STATED PROBLEM - Return the count of lines that hold the string "icon", with no other words.

┏━━

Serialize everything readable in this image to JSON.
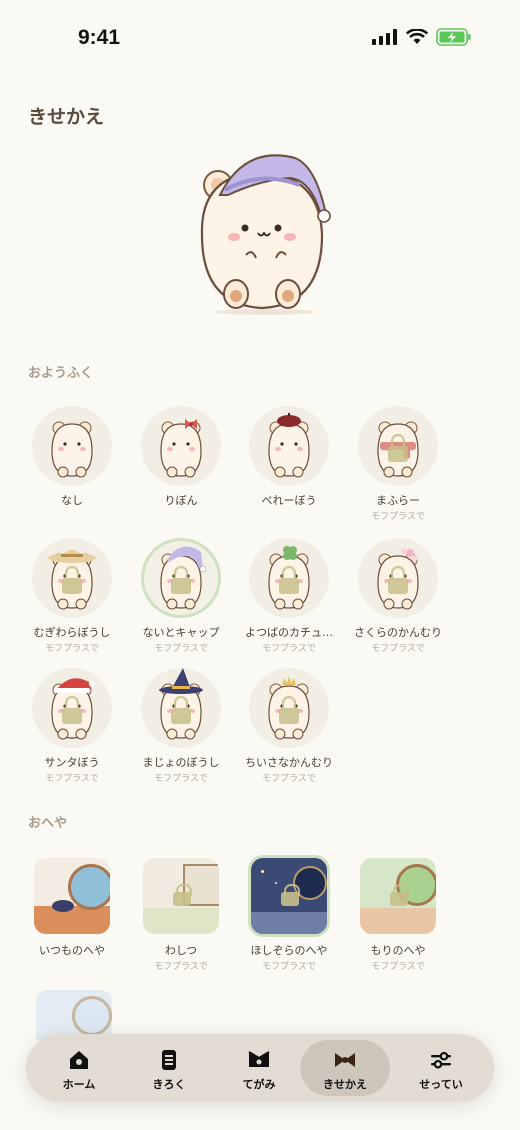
{
  "status": {
    "time": "9:41"
  },
  "page": {
    "title": "きせかえ"
  },
  "sections": {
    "outfits": "おようふく",
    "rooms": "おへや"
  },
  "outfits": [
    {
      "name": "なし",
      "sub": "",
      "hat": "none",
      "locked": false
    },
    {
      "name": "りぼん",
      "sub": "",
      "hat": "ribbon",
      "locked": false
    },
    {
      "name": "べれーぼう",
      "sub": "",
      "hat": "beret",
      "locked": false
    },
    {
      "name": "まふらー",
      "sub": "モフプラスで",
      "hat": "scarf",
      "locked": true
    },
    {
      "name": "むぎわらぼうし",
      "sub": "モフプラスで",
      "hat": "straw",
      "locked": true
    },
    {
      "name": "ないとキャップ",
      "sub": "モフプラスで",
      "hat": "nightcap",
      "locked": true
    },
    {
      "name": "よつばのカチュ…",
      "sub": "モフプラスで",
      "hat": "clover",
      "locked": true
    },
    {
      "name": "さくらのかんむり",
      "sub": "モフプラスで",
      "hat": "sakura",
      "locked": true
    },
    {
      "name": "サンタぼう",
      "sub": "モフプラスで",
      "hat": "santa",
      "locked": true
    },
    {
      "name": "まじょのぼうし",
      "sub": "モフプラスで",
      "hat": "witch",
      "locked": true
    },
    {
      "name": "ちいさなかんむり",
      "sub": "モフプラスで",
      "hat": "crown",
      "locked": true
    }
  ],
  "rooms": [
    {
      "name": "いつものへや",
      "sub": "",
      "theme": "usual",
      "locked": false
    },
    {
      "name": "わしつ",
      "sub": "モフプラスで",
      "theme": "washitsu",
      "locked": true
    },
    {
      "name": "ほしぞらのへや",
      "sub": "モフプラスで",
      "theme": "starry",
      "locked": true
    },
    {
      "name": "もりのへや",
      "sub": "モフプラスで",
      "theme": "forest",
      "locked": true
    }
  ],
  "tabs": [
    {
      "label": "ホーム",
      "icon": "home-icon"
    },
    {
      "label": "きろく",
      "icon": "notebook-icon"
    },
    {
      "label": "てがみ",
      "icon": "letter-icon"
    },
    {
      "label": "きせかえ",
      "icon": "ribbon-icon",
      "active": true
    },
    {
      "label": "せってい",
      "icon": "sliders-icon"
    }
  ],
  "colors": {
    "background": "#fbf9f3",
    "selected_ring": "#cfe1c1",
    "text": "#5a4a3c",
    "sub_text": "#b2a89d"
  }
}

┗━━

FINAL RESULT - 5